[Extracted data entries]
------------

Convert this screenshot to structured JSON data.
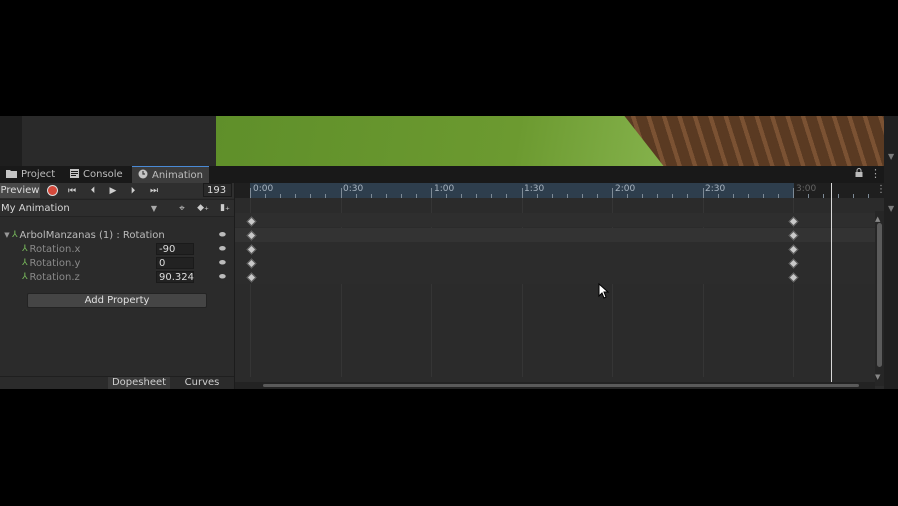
{
  "tabs": {
    "project": {
      "icon": "folder-icon",
      "label": "Project"
    },
    "console": {
      "icon": "console-icon",
      "label": "Console"
    },
    "animation": {
      "icon": "clock-icon",
      "label": "Animation"
    }
  },
  "toolbar": {
    "preview_label": "Preview",
    "frame_value": "193",
    "clip_name": "My Animation"
  },
  "properties": {
    "group_label": "ArbolManzanas (1) : Rotation",
    "rows": [
      {
        "name": "Rotation.x",
        "value": "-90"
      },
      {
        "name": "Rotation.y",
        "value": "0"
      },
      {
        "name": "Rotation.z",
        "value": "90.324"
      }
    ],
    "add_property_label": "Add Property"
  },
  "bottom_tabs": {
    "dopesheet": "Dopesheet",
    "curves": "Curves"
  },
  "timeline": {
    "ruler_labels": [
      "0:00",
      "0:30",
      "1:00",
      "1:30",
      "2:00",
      "2:30",
      "3:00"
    ],
    "keyframe_times": [
      "0:00",
      "3:00"
    ]
  },
  "colors": {
    "record": "#d4493b",
    "ruler_active": "#2e3e4d",
    "tab_accent": "#4a8ad6"
  }
}
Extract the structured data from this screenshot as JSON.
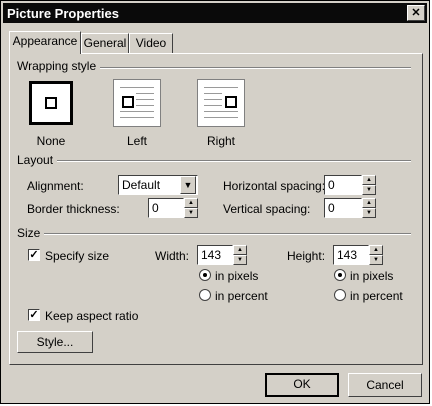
{
  "window": {
    "title": "Picture Properties",
    "close": "✕"
  },
  "tabs": [
    "Appearance",
    "General",
    "Video"
  ],
  "wrapping": {
    "heading": "Wrapping style",
    "options": [
      "None",
      "Left",
      "Right"
    ],
    "selected": "None"
  },
  "layout": {
    "heading": "Layout",
    "alignment_label": "Alignment:",
    "alignment_value": "Default",
    "border_label": "Border thickness:",
    "border_value": "0",
    "hspacing_label": "Horizontal spacing:",
    "hspacing_value": "0",
    "vspacing_label": "Vertical spacing:",
    "vspacing_value": "0"
  },
  "size": {
    "heading": "Size",
    "specify_label": "Specify size",
    "specify_checked": true,
    "width_label": "Width:",
    "width_value": "143",
    "height_label": "Height:",
    "height_value": "143",
    "in_pixels": "in pixels",
    "in_percent": "in percent",
    "width_unit": "in pixels",
    "height_unit": "in pixels",
    "keep_aspect_label": "Keep aspect ratio",
    "keep_aspect_checked": true
  },
  "buttons": {
    "style": "Style...",
    "ok": "OK",
    "cancel": "Cancel"
  }
}
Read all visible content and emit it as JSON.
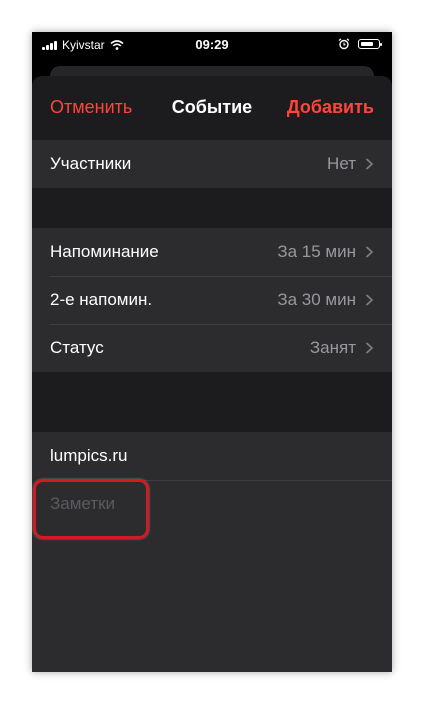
{
  "status_bar": {
    "carrier": "Kyivstar",
    "time": "09:29"
  },
  "nav": {
    "cancel": "Отменить",
    "title": "Событие",
    "add": "Добавить"
  },
  "rows_top": [
    {
      "label": "Участники",
      "value": "Нет"
    }
  ],
  "rows_alerts": [
    {
      "label": "Напоминание",
      "value": "За 15 мин"
    },
    {
      "label": "2-е напомин.",
      "value": "За 30 мин"
    },
    {
      "label": "Статус",
      "value": "Занят"
    }
  ],
  "url": {
    "value": "lumpics.ru"
  },
  "notes": {
    "placeholder": "Заметки"
  },
  "colors": {
    "accent": "#ff453a",
    "sheet_bg": "#1c1c1e",
    "cell_bg": "#2c2c2e",
    "highlight": "#d21a23"
  }
}
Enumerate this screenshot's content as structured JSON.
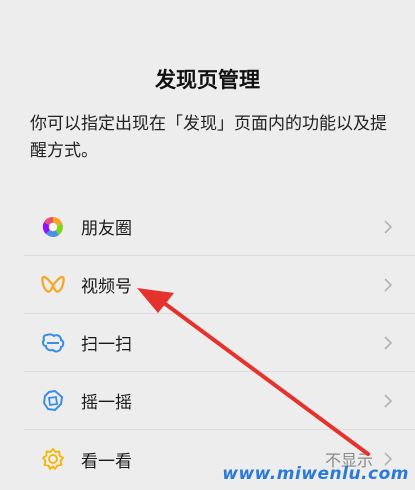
{
  "page": {
    "title": "发现页管理",
    "description": "你可以指定出现在「发现」页面内的功能以及提醒方式。"
  },
  "menu": {
    "items": [
      {
        "label": "朋友圈",
        "icon": "moments-icon",
        "status": ""
      },
      {
        "label": "视频号",
        "icon": "channels-icon",
        "status": ""
      },
      {
        "label": "扫一扫",
        "icon": "scan-icon",
        "status": ""
      },
      {
        "label": "摇一摇",
        "icon": "shake-icon",
        "status": ""
      },
      {
        "label": "看一看",
        "icon": "top-stories-icon",
        "status": "不显示"
      }
    ]
  },
  "watermark": {
    "text": "www.miwenlu.com"
  },
  "colors": {
    "background": "#ededed",
    "annotation_arrow": "#e5322d",
    "watermark": "#2b7bd6"
  }
}
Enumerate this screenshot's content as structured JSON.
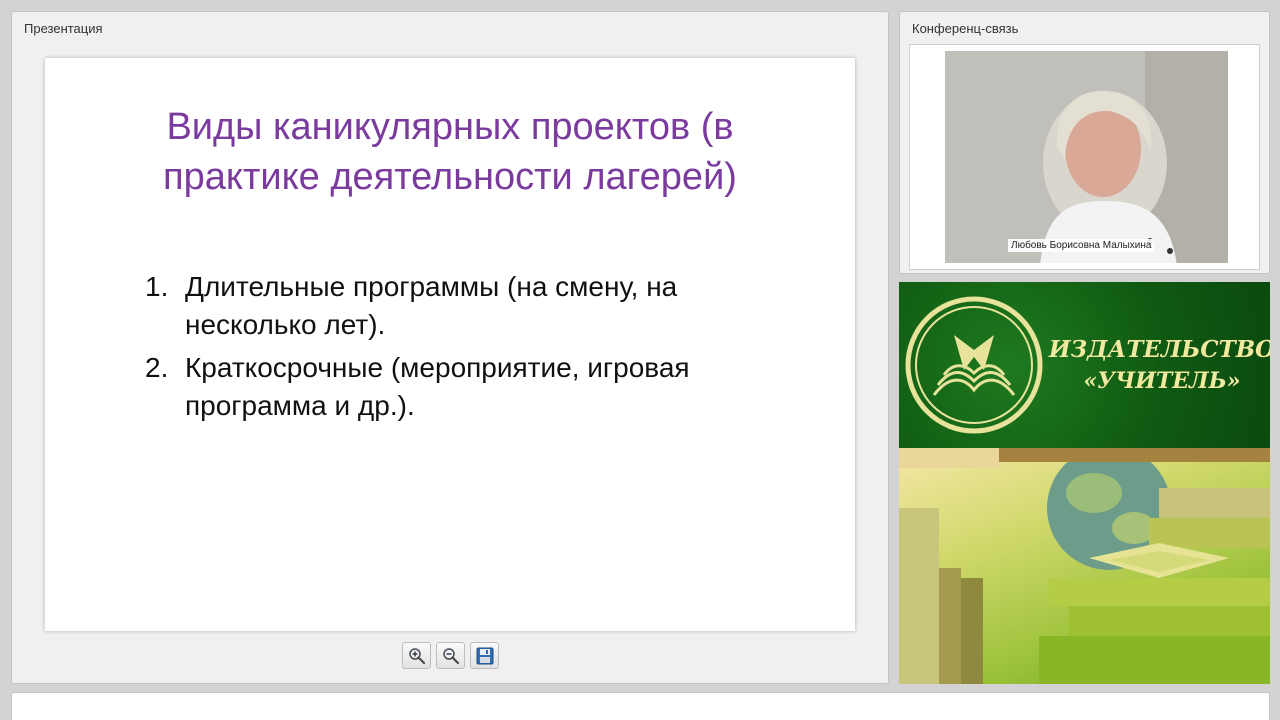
{
  "presentation": {
    "title": "Презентация",
    "slide": {
      "title": "Виды каникулярных проектов (в практике деятельности лагерей)",
      "items": [
        {
          "num": "1.",
          "text": "Длительные программы (на смену, на несколько лет)."
        },
        {
          "num": "2.",
          "text": "Краткосрочные (мероприятие, игровая программа и др.)."
        }
      ]
    },
    "toolbar": {
      "zoom_in_icon": "zoom-in-icon",
      "zoom_out_icon": "zoom-out-icon",
      "save_icon": "floppy-disk-icon"
    }
  },
  "conference": {
    "title": "Конференц-связь",
    "speaker_name": "Любовь Борисовна Малыхина"
  },
  "banner": {
    "line1": "ИЗДАТЕЛЬСТВО",
    "line2": "«УЧИТЕЛЬ»"
  },
  "colors": {
    "slide_title": "#7a3a9e",
    "banner_green": "#0f5a12",
    "banner_text": "#f1e9a0"
  }
}
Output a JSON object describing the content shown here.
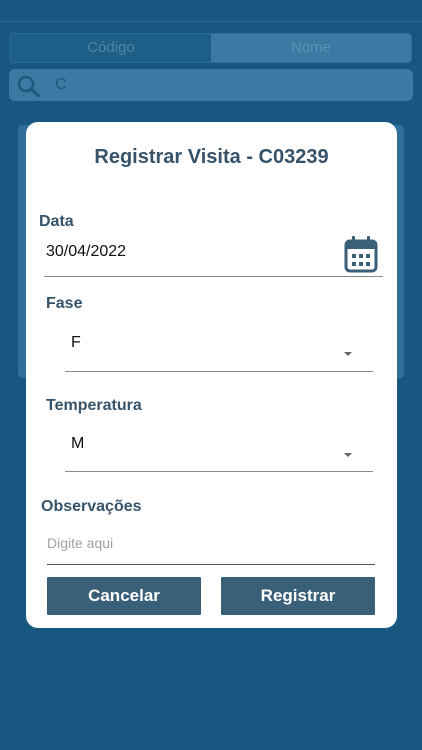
{
  "tabs": {
    "codigo": "Código",
    "nome": "Nome"
  },
  "search": {
    "value": "C",
    "icon": "search-icon"
  },
  "modal": {
    "title": "Registrar Visita - C03239",
    "data_label": "Data",
    "data_value": "30/04/2022",
    "calendar_icon": "calendar-icon",
    "fase_label": "Fase",
    "fase_value": "F",
    "temperatura_label": "Temperatura",
    "temperatura_value": "M",
    "observacoes_label": "Observações",
    "observacoes_placeholder": "Digite aqui",
    "cancel_label": "Cancelar",
    "register_label": "Registrar"
  },
  "colors": {
    "background": "#18577f",
    "title_text": "#37536a",
    "button_bg": "#3a5f78"
  }
}
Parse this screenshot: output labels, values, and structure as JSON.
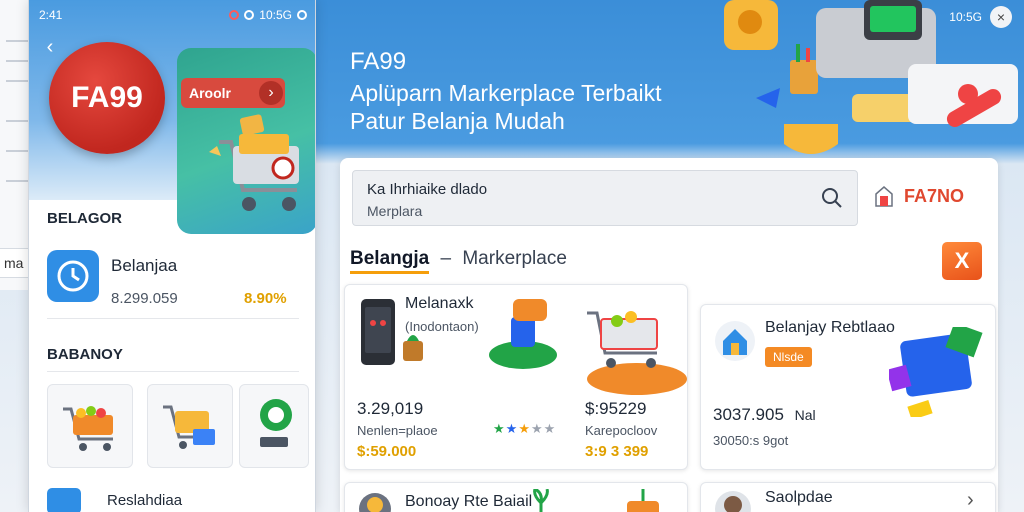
{
  "colors": {
    "hero_blue": "#3b8ed8",
    "brand_red": "#c1271f",
    "accent_orange": "#f48a24",
    "promo_gold": "#e0a000",
    "tab_underline": "#f59e0b"
  },
  "background": {
    "side_label": "ma"
  },
  "phone": {
    "status_time": "2:41",
    "status_right": "10:5G",
    "brand": "FA99",
    "promo_label": "Aroolr",
    "section_1": "BELAGOR",
    "app": {
      "name": "Belanjaa",
      "price": "8.299.059",
      "discount": "8.90%"
    },
    "section_2": "BABANOY",
    "bottom_label": "Reslahdiaa"
  },
  "hero": {
    "title": "FA99",
    "subtitle_1": "Aplüparn Markerplace Terbaikt",
    "subtitle_2": "Patur Belanja Mudah"
  },
  "top_right": {
    "status": "10:5G"
  },
  "search": {
    "value": "Ka Ihrhiaike dlado",
    "placeholder": "Merplara"
  },
  "brand_chip": {
    "label": "FA7NO"
  },
  "tabs": {
    "active": "Belangja",
    "separator": "–",
    "rest": "Markerplace"
  },
  "products": [
    {
      "name": "Melanaxk",
      "sub": "(Inodontaon)",
      "price": "3.29,019",
      "category": "Nenlen=plaoe",
      "promo": "$:59.000"
    },
    {
      "price": "$:95229",
      "category": "Karepocloov",
      "promo": "3:9 3 399"
    },
    {
      "name": "Belanjay Rebtlaao",
      "badge": "Nlsde",
      "price": "3037.905",
      "price_suffix": "Nal",
      "category": "30050:s 9got"
    },
    {
      "name": "Bonoay Rte Baiail"
    },
    {
      "name": "Saolpdae"
    }
  ]
}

------------

To be done => Collect each line containing the string "style".

Result of this task =>
    "heading": "Wrapping style",
    "style": "Style...",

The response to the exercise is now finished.